__GIVEN TASK__
Rewrite the lines from the one with "x-tick-label: 80 bbox=[162, 309, 176, 322]" up to and including the one with "Element localization: list", replacing "series-label" with "curve-label" and keeping everything else the same.

Boxed element entries:
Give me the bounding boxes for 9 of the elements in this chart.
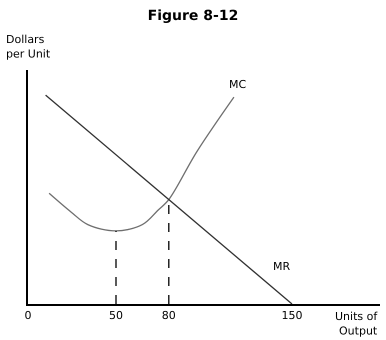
x-tick-label: 80 bbox=[162, 309, 176, 322]
chart-title: Figure 8-12 bbox=[148, 8, 238, 24]
x-tick-label: 150 bbox=[282, 309, 302, 322]
x-axis-title: Units of Output bbox=[335, 310, 378, 338]
series-label: MC bbox=[229, 78, 246, 91]
y-axis-title: Dollars per Unit bbox=[6, 33, 51, 60]
x-tick-label: 0 bbox=[24, 309, 32, 322]
series-label: MR bbox=[273, 260, 290, 273]
x-tick-label: 50 bbox=[109, 309, 123, 322]
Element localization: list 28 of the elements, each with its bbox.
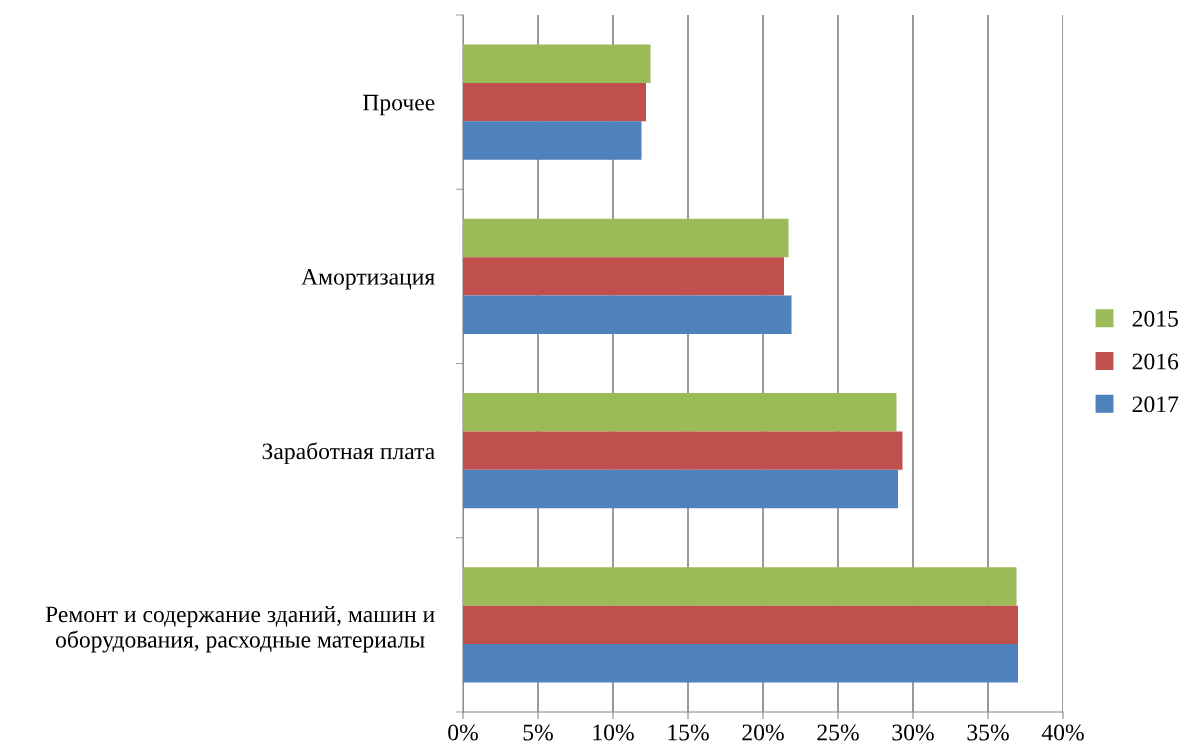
bar — [463, 121, 642, 160]
bar — [463, 567, 1017, 606]
bar — [463, 257, 784, 296]
x-tick-label: 30% — [892, 724, 934, 741]
bar — [463, 44, 651, 83]
x-tick-label: 15% — [668, 724, 709, 741]
x-tick-label: 35% — [967, 724, 1009, 741]
x-tick-label: 5% — [523, 724, 553, 741]
bar — [463, 82, 646, 122]
legend-label: 2017 — [1132, 396, 1179, 413]
x-tick-label: 0% — [448, 724, 478, 741]
bar — [463, 644, 1018, 683]
x-tick-label: 25% — [817, 724, 859, 741]
bar — [463, 218, 789, 258]
y-tick-label: Прочее — [363, 94, 435, 116]
y-tick-label: Амортизация — [301, 268, 435, 290]
bar — [463, 469, 898, 509]
y-tick-label: Заработная плата — [262, 442, 435, 465]
x-tick-label: 20% — [742, 724, 784, 741]
bar — [463, 431, 903, 470]
y-tick-label: Ремонт и содержание зданий, машин и оборудования, расходные материалы — [45, 605, 435, 653]
legend-label: 2015 — [1132, 310, 1178, 327]
bar — [463, 393, 897, 432]
bar — [463, 295, 792, 334]
bar — [463, 605, 1018, 645]
x-tick-label: 40% — [1041, 724, 1084, 741]
x-tick-label: 10% — [593, 724, 634, 741]
legend-label: 2016 — [1132, 353, 1179, 370]
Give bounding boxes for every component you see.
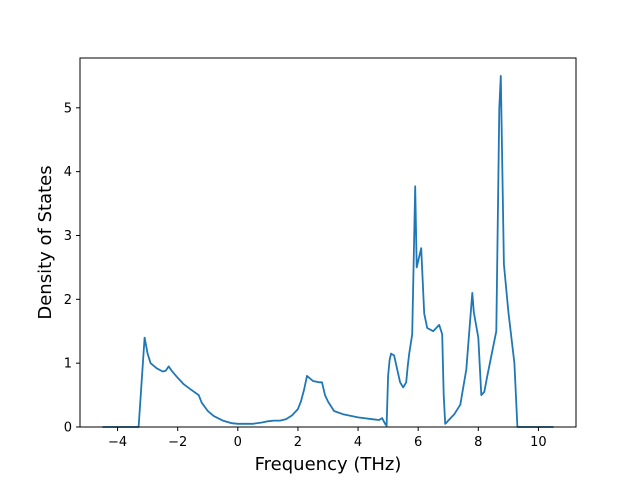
y-tick-label: 5 [64,101,72,116]
x-tick-label: 2 [294,435,302,450]
axes-frame [79,57,577,428]
y-axis-ticks: 0 1 2 3 4 5 [64,101,80,436]
plot-area [102,75,554,428]
y-tick-label: 2 [64,293,72,308]
y-tick-label: 1 [64,357,72,372]
x-tick-label: 8 [474,435,482,450]
x-tick-label: 6 [414,435,422,450]
x-tick-label: 0 [234,435,242,450]
x-tick-label: 4 [354,435,362,450]
x-tick-label: −4 [108,435,127,450]
dos-series-line [102,75,554,428]
y-tick-label: 4 [64,165,72,180]
x-axis-label: Frequency (THz) [255,454,402,475]
y-axis-label: Density of States [35,165,56,319]
x-tick-label: −2 [168,435,187,450]
y-tick-label: 3 [64,229,72,244]
x-tick-label: 10 [530,435,547,450]
x-axis-ticks: −4 −2 0 2 4 6 8 10 [108,427,547,450]
y-tick-label: 0 [64,421,72,436]
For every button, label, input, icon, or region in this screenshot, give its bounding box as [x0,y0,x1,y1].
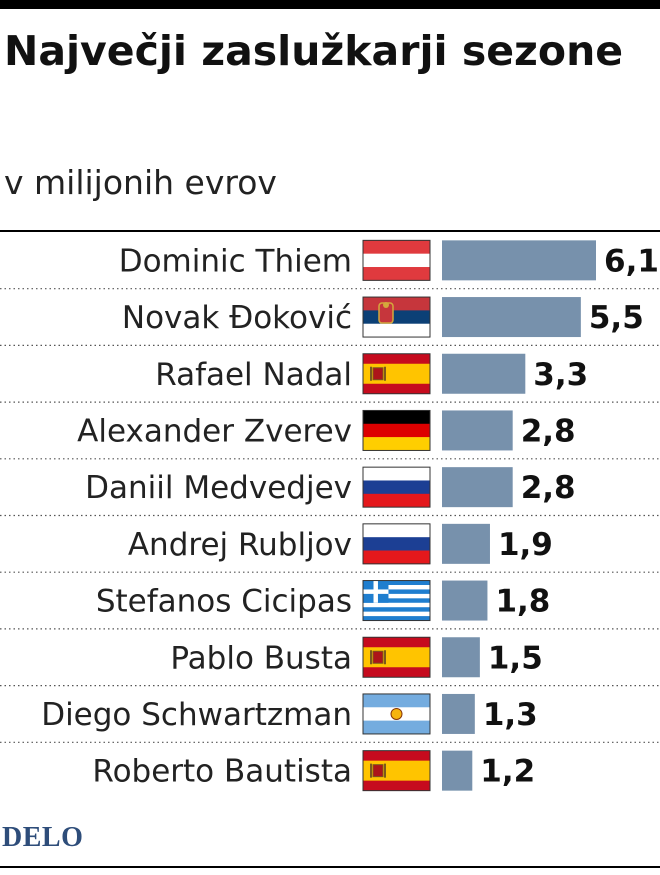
bar [442,750,473,791]
bar-row: Daniil Medvedjev 2,8 [0,466,660,517]
player-name-label: Daniil Medvedjev [85,470,352,506]
serbia-flag [362,296,431,338]
russia-flag [362,523,431,565]
bar-row: Dominic Thiem 6,1 [0,239,660,290]
spain-flag [362,636,431,678]
bar [442,353,526,394]
value-label: 5,5 [589,300,644,336]
bar [442,693,475,734]
header-rule [0,230,660,232]
value-label: 6,1 [604,243,659,279]
greece-flag [362,580,431,622]
bar [442,410,513,451]
bar-row: Novak Đoković 5,5 [0,296,660,347]
player-name-label: Andrej Rubljov [128,527,352,563]
argentina-flag [362,693,431,735]
austria-flag [362,239,431,281]
player-name-label: Dominic Thiem [119,243,352,279]
russia-flag [362,466,431,508]
value-label: 2,8 [521,413,576,449]
player-name-label: Novak Đoković [122,300,352,336]
coat-of-arms [372,764,384,778]
bar-chart: Dominic Thiem 6,1 Novak Đoković 5,5 Rafael N… [0,239,660,792]
player-name-label: Rafael Nadal [155,357,352,393]
spain-flag [362,353,431,395]
chart-subtitle: v milijonih evrov [4,163,277,202]
sun-of-may-icon [390,707,403,720]
bar [442,637,480,678]
chart-title: Največji zaslužkarji sezone [4,27,624,75]
coat-of-arms [372,367,384,381]
player-name-label: Roberto Bautista [92,754,352,790]
top-rule [0,0,660,9]
player-name-label: Pablo Busta [170,640,352,676]
bar-row: Pablo Busta 1,5 [0,636,660,687]
value-label: 1,8 [495,584,550,620]
bar [442,240,596,281]
value-label: 1,5 [488,640,543,676]
coat-of-arms [372,650,384,664]
bar [442,297,581,338]
delo-logo: DELO [2,822,84,853]
bar-row: Diego Schwartzman 1,3 [0,693,660,743]
value-label: 1,3 [483,697,538,733]
value-label: 1,9 [498,527,553,563]
crown-icon [383,302,389,309]
bar [442,523,490,564]
bar-row: Andrej Rubljov 1,9 [0,523,660,573]
bar-row: Rafael Nadal 3,3 [0,353,660,403]
germany-flag [362,409,431,451]
value-label: 1,2 [480,754,535,790]
value-label: 2,8 [521,470,576,506]
player-name-label: Stefanos Cicipas [96,584,352,620]
player-name-label: Alexander Zverev [77,413,352,449]
player-name-label: Diego Schwartzman [41,697,352,733]
bar-row: Stefanos Cicipas 1,8 [0,580,660,630]
value-label: 3,3 [533,357,588,393]
bar-row: Roberto Bautista 1,2 [92,750,535,792]
bottom-rule [0,866,660,868]
bar-row: Alexander Zverev 2,8 [0,409,660,460]
spain-flag [362,750,431,792]
bar [442,580,488,621]
bar [442,467,513,508]
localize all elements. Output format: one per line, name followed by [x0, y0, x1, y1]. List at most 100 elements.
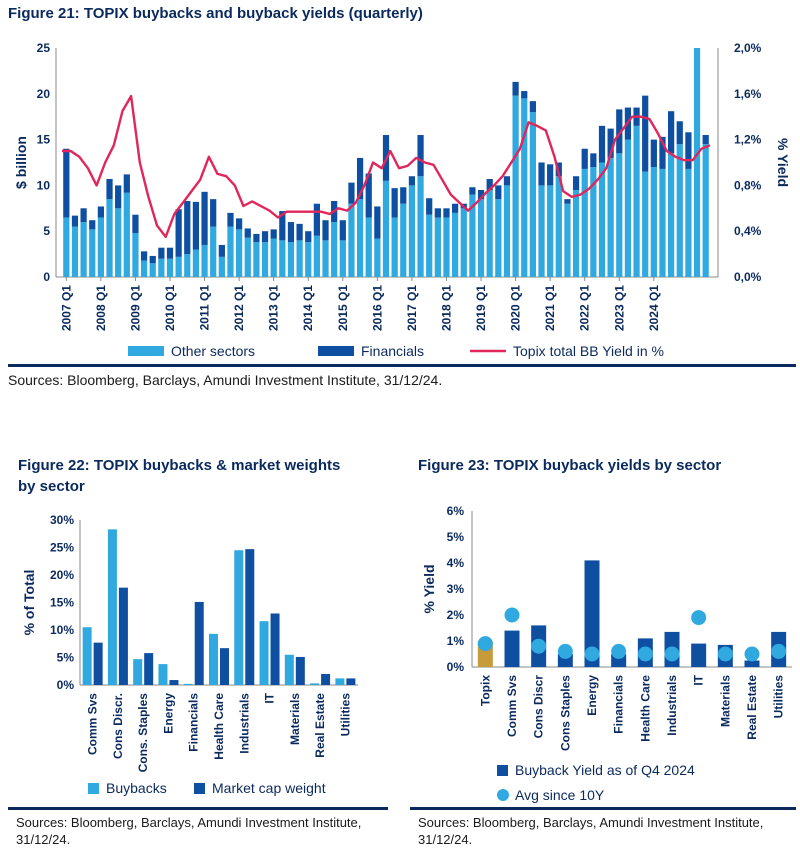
- y-tick-label: 20%: [50, 568, 74, 582]
- bar-other-sectors: [115, 208, 122, 277]
- x-tick-label: 2016 Q1: [370, 285, 384, 331]
- bar-other-sectors: [339, 240, 346, 277]
- bar-other-sectors: [201, 244, 208, 277]
- y-tick-label: 30%: [50, 513, 74, 527]
- y-tick-label: 5%: [447, 530, 465, 544]
- x-tick-label: IT: [263, 692, 277, 703]
- y-tick-label: 1%: [447, 634, 465, 648]
- bar-financials: [365, 173, 372, 218]
- bar-other-sectors: [132, 233, 139, 277]
- bar-other-sectors: [503, 185, 511, 277]
- bar-financials: [434, 208, 441, 218]
- dot-avg-10y: [744, 646, 760, 662]
- bar-financials: [106, 178, 113, 200]
- bar-other-sectors: [443, 217, 450, 277]
- bar-financials: [158, 247, 165, 259]
- x-tick-label: Cons Staples: [558, 675, 572, 751]
- legend-label-other-sectors: Other sectors: [171, 343, 255, 359]
- bar-other-sectors: [426, 214, 433, 277]
- bar-financials: [356, 157, 364, 200]
- x-tick-label: 2009 Q1: [128, 285, 142, 331]
- bar-other-sectors: [140, 260, 148, 277]
- x-tick-label: Utilities: [338, 693, 352, 737]
- bar-other-sectors: [529, 112, 536, 278]
- bar-other-sectors: [305, 242, 312, 277]
- x-tick-label: Comm Svs: [86, 693, 100, 755]
- bar-other-sectors: [296, 240, 303, 277]
- bar-other-sectors: [400, 203, 407, 277]
- bar-buybacks: [209, 633, 218, 685]
- legend-swatch-buyback-yield: [497, 765, 508, 776]
- bar-other-sectors: [149, 263, 156, 277]
- bar-other-sectors: [227, 226, 234, 277]
- x-tick-label: Materials: [288, 693, 302, 745]
- legend-swatch-market-cap-weight: [194, 783, 205, 794]
- bar-buybacks: [82, 627, 92, 685]
- bar-financials: [210, 199, 217, 227]
- bar-financials: [590, 153, 597, 168]
- bar-other-sectors: [469, 194, 476, 277]
- bar-other-sectors: [572, 189, 580, 277]
- bar-financials: [279, 211, 286, 241]
- x-tick-label: 2012 Q1: [232, 285, 246, 331]
- bar-other-sectors: [555, 176, 562, 277]
- bar-financials: [63, 148, 70, 218]
- bar-buyback-yield: [584, 560, 600, 667]
- bar-other-sectors: [80, 222, 87, 277]
- bar-other-sectors: [460, 208, 467, 277]
- bar-other-sectors: [279, 240, 286, 277]
- bar-other-sectors: [512, 95, 519, 277]
- legend-label-market-cap-weight: Market cap weight: [212, 780, 326, 796]
- x-tick-label: Energy: [161, 693, 175, 734]
- dot-avg-10y: [611, 643, 627, 659]
- bar-other-sectors: [668, 153, 675, 277]
- bar-financials: [443, 208, 450, 218]
- bar-financials: [607, 128, 614, 158]
- bar-financials: [598, 125, 606, 163]
- y-tick-label: 3%: [447, 582, 465, 596]
- bar-financials: [486, 178, 493, 190]
- y-tick-label: 6%: [447, 504, 465, 518]
- bar-other-sectors: [331, 222, 338, 277]
- bar-financials: [305, 231, 312, 243]
- bar-other-sectors: [581, 168, 588, 277]
- legend-swatch-avg-10y: [497, 789, 509, 801]
- bar-financials: [676, 121, 683, 145]
- bar-other-sectors: [564, 203, 571, 277]
- bar-financials: [192, 201, 200, 250]
- bar-other-sectors: [356, 199, 364, 277]
- bar-other-sectors: [365, 217, 372, 277]
- bar-other-sectors: [236, 229, 243, 277]
- bar-buybacks: [133, 659, 143, 685]
- dot-avg-10y: [584, 646, 600, 662]
- bar-financials: [685, 132, 692, 169]
- bar-other-sectors: [97, 217, 104, 277]
- legend-swatch-financials: [318, 346, 354, 356]
- x-tick-label: Cons Discr.: [111, 693, 125, 759]
- bar-other-sectors: [676, 144, 683, 277]
- x-tick-label: Financials: [612, 675, 626, 734]
- y-tick-label: 0%: [57, 678, 75, 692]
- dot-avg-10y: [771, 643, 787, 659]
- figure22-divider: [8, 807, 388, 810]
- bar-other-sectors: [521, 98, 528, 277]
- x-tick-label: Comm Svs: [505, 675, 519, 737]
- x-tick-label: Real Estate: [745, 675, 759, 740]
- bar-financials: [140, 251, 148, 261]
- bar-financials: [495, 185, 502, 200]
- legend-label-buybacks: Buybacks: [106, 780, 167, 796]
- figure21-title: Figure 21: TOPIX buybacks and buyback yi…: [8, 5, 423, 22]
- y2-tick-label: 1,6%: [734, 87, 762, 101]
- bar-other-sectors: [650, 167, 657, 277]
- y2-tick-label: 1,2%: [734, 133, 762, 147]
- x-tick-label: 2013 Q1: [267, 285, 281, 331]
- x-tick-label: 2022 Q1: [578, 285, 592, 331]
- bar-buybacks: [335, 678, 345, 685]
- figure21-divider: [8, 364, 796, 367]
- bar-other-sectors: [642, 171, 649, 277]
- bar-other-sectors: [477, 199, 485, 277]
- bar-financials: [650, 139, 657, 168]
- bar-market-cap-weight: [144, 653, 154, 685]
- x-tick-label: 2020 Q1: [509, 285, 523, 331]
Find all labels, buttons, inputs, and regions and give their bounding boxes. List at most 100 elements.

__TASK ANSWER__
x-tick-label: 80 bbox=[162, 309, 176, 322]
chart-title: Figure 8-12 bbox=[148, 8, 238, 24]
x-tick-label: 150 bbox=[282, 309, 302, 322]
x-axis-title: Units of Output bbox=[335, 310, 378, 338]
curve-label: MC bbox=[229, 78, 246, 91]
y-axis-title: Dollars per Unit bbox=[6, 33, 51, 60]
x-tick-label: 0 bbox=[24, 309, 32, 322]
curve-label: MR bbox=[273, 260, 290, 273]
x-tick-label: 50 bbox=[109, 309, 123, 322]
Element localization: list 28 of the elements, each with its bbox.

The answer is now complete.